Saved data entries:

■ ■ ■ ■

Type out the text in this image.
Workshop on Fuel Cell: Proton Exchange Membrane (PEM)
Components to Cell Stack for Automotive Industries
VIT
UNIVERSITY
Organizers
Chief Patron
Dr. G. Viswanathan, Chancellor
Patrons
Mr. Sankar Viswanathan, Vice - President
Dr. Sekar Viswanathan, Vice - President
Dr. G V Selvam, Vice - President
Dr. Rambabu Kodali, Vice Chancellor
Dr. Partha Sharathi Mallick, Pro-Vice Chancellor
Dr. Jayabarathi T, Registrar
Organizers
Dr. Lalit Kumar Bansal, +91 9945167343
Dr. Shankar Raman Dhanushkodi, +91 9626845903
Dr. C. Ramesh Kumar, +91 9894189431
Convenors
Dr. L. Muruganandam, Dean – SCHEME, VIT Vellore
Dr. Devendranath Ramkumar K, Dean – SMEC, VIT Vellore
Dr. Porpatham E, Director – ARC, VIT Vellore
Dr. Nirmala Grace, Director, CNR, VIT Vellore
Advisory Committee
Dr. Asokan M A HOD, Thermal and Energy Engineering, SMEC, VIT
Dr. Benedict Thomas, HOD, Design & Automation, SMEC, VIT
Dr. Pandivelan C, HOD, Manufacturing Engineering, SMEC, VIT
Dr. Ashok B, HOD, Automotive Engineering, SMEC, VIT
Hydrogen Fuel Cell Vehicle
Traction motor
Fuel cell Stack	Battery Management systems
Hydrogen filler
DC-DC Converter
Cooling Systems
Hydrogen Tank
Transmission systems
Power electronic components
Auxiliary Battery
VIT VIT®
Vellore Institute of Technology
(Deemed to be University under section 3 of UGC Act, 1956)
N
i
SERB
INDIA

■ ■ ■ ■

### [Given exercise]
Return the whole listing exactly, with every line included.

### [Worked answer]
Type out the text in this image.
Workshop on Fuel Cell: Proton Exchange Membrane (PEM)
Components to Cell Stack for Automotive Industries
VIT
UNIVERSITY
Organizers
Chief Patron
Dr. G. Viswanathan, Chancellor
Patrons
Mr. Sankar Viswanathan, Vice - President
Dr. Sekar Viswanathan, Vice - President
Dr. G V Selvam, Vice - President
Dr. Rambabu Kodali, Vice Chancellor
Dr. Partha Sharathi Mallick, Pro-Vice Chancellor
Dr. Jayabarathi T, Registrar
Organizers
Dr. Lalit Kumar Bansal, +91 9945167343
Dr. Shankar Raman Dhanushkodi, +91 9626845903
Dr. C. Ramesh Kumar, +91 9894189431
Convenors
Dr. L. Muruganandam, Dean – SCHEME, VIT Vellore
Dr. Devendranath Ramkumar K, Dean – SMEC, VIT Vellore
Dr. Porpatham E, Director – ARC, VIT Vellore
Dr. Nirmala Grace, Director, CNR, VIT Vellore
Advisory Committee
Dr. Asokan M A HOD, Thermal and Energy Engineering, SMEC, VIT
Dr. Benedict Thomas, HOD, Design & Automation, SMEC, VIT
Dr. Pandivelan C, HOD, Manufacturing Engineering, SMEC, VIT
Dr. Ashok B, HOD, Automotive Engineering, SMEC, VIT
Hydrogen Fuel Cell Vehicle
Traction motor
Fuel cell Stack	Battery Management systems
Hydrogen filler
DC-DC Converter
Cooling Systems
Hydrogen Tank
Transmission systems
Power electronic components
Auxiliary Battery
VIT VIT®
Vellore Institute of Technology
(Deemed to be University under section 3 of UGC Act, 1956)
N
i
SERB
INDIA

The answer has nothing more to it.